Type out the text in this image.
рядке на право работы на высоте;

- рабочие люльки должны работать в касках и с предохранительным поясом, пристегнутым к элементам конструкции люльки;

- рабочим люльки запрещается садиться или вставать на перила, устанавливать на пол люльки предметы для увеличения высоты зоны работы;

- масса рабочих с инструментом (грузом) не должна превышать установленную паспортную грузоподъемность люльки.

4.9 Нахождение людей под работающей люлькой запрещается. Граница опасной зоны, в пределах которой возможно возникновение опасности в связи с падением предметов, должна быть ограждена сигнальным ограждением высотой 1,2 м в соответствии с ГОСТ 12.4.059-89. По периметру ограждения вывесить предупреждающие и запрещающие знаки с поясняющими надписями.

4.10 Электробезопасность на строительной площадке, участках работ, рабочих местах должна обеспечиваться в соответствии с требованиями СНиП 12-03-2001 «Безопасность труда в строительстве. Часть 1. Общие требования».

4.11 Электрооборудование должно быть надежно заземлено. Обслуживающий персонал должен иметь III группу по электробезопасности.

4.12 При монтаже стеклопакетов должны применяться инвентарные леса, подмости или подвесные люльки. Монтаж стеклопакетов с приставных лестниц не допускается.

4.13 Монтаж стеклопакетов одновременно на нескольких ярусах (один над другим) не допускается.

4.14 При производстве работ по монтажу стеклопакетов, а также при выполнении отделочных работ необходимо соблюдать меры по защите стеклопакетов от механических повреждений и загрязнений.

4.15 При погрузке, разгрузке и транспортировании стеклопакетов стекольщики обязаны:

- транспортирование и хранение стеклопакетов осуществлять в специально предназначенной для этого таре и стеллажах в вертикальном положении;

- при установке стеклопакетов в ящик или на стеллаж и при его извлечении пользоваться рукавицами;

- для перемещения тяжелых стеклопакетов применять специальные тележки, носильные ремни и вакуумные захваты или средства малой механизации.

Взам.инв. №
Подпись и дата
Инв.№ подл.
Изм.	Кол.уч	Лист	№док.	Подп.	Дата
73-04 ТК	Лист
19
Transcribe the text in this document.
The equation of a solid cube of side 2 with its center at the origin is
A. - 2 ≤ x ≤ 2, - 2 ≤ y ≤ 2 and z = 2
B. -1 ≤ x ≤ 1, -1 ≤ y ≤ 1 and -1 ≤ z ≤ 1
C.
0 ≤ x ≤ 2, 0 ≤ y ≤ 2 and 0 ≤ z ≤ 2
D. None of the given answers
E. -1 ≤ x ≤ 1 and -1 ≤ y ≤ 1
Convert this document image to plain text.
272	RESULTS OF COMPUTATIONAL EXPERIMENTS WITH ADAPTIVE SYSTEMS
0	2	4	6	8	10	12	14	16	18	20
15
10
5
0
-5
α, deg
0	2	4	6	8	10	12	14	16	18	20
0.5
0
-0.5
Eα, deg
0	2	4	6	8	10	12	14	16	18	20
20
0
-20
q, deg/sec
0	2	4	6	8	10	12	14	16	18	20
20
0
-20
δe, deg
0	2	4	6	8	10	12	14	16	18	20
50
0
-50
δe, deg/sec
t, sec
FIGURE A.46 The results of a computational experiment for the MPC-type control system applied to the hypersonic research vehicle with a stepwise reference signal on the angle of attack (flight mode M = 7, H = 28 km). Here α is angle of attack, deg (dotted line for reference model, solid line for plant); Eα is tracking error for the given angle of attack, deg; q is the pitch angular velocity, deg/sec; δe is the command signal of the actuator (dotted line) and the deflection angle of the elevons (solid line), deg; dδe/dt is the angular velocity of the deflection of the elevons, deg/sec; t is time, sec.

◆ WHAT THE TASK REQUIRES
Print out the whole listing exactly as it appears.

◆ EXPECTED OUTPUT
Type out the text in this image.
рядке на право работы на высоте;

- рабочие люльки должны работать в касках и с предохранительным поясом, пристегнутым к элементам конструкции люльки;

- рабочим люльки запрещается садиться или вставать на перила, устанавливать на пол люльки предметы для увеличения высоты зоны работы;

- масса рабочих с инструментом (грузом) не должна превышать установленную паспортную грузоподъемность люльки.

4.9 Нахождение людей под работающей люлькой запрещается. Граница опасной зоны, в пределах которой возможно возникновение опасности в связи с падением предметов, должна быть ограждена сигнальным ограждением высотой 1,2 м в соответствии с ГОСТ 12.4.059-89. По периметру ограждения вывесить предупреждающие и запрещающие знаки с поясняющими надписями.

4.10 Электробезопасность на строительной площадке, участках работ, рабочих местах должна обеспечиваться в соответствии с требованиями СНиП 12-03-2001 «Безопасность труда в строительстве. Часть 1. Общие требования».

4.11 Электрооборудование должно быть надежно заземлено. Обслуживающий персонал должен иметь III группу по электробезопасности.

4.12 При монтаже стеклопакетов должны применяться инвентарные леса, подмости или подвесные люльки. Монтаж стеклопакетов с приставных лестниц не допускается.

4.13 Монтаж стеклопакетов одновременно на нескольких ярусах (один над другим) не допускается.

4.14 При производстве работ по монтажу стеклопакетов, а также при выполнении отделочных работ необходимо соблюдать меры по защите стеклопакетов от механических повреждений и загрязнений.

4.15 При погрузке, разгрузке и транспортировании стеклопакетов стекольщики обязаны:

- транспортирование и хранение стеклопакетов осуществлять в специально предназначенной для этого таре и стеллажах в вертикальном положении;

- при установке стеклопакетов в ящик или на стеллаж и при его извлечении пользоваться рукавицами;

- для перемещения тяжелых стеклопакетов применять специальные тележки, носильные ремни и вакуумные захваты или средства малой механизации.

Взам.инв. №
Подпись и дата
Инв.№ подл.
Изм.	Кол.уч	Лист	№док.	Подп.	Дата
73-04 ТК	Лист
19
Transcribe the text in this document.
The equation of a solid cube of side 2 with its center at the origin is
A. - 2 ≤ x ≤ 2, - 2 ≤ y ≤ 2 and z = 2
B. -1 ≤ x ≤ 1, -1 ≤ y ≤ 1 and -1 ≤ z ≤ 1
C.
0 ≤ x ≤ 2, 0 ≤ y ≤ 2 and 0 ≤ z ≤ 2
D. None of the given answers
E. -1 ≤ x ≤ 1 and -1 ≤ y ≤ 1
Convert this document image to plain text.
272	RESULTS OF COMPUTATIONAL EXPERIMENTS WITH ADAPTIVE SYSTEMS
0	2	4	6	8	10	12	14	16	18	20
15
10
5
0
-5
α, deg
0	2	4	6	8	10	12	14	16	18	20
0.5
0
-0.5
Eα, deg
0	2	4	6	8	10	12	14	16	18	20
20
0
-20
q, deg/sec
0	2	4	6	8	10	12	14	16	18	20
20
0
-20
δe, deg
0	2	4	6	8	10	12	14	16	18	20
50
0
-50
δe, deg/sec
t, sec
FIGURE A.46 The results of a computational experiment for the MPC-type control system applied to the hypersonic research vehicle with a stepwise reference signal on the angle of attack (flight mode M = 7, H = 28 km). Here α is angle of attack, deg (dotted line for reference model, solid line for plant); Eα is tracking error for the given angle of attack, deg; q is the pitch angular velocity, deg/sec; δe is the command signal of the actuator (dotted line) and the deflection angle of the elevons (solid line), deg; dδe/dt is the angular velocity of the deflection of the elevons, deg/sec; t is time, sec.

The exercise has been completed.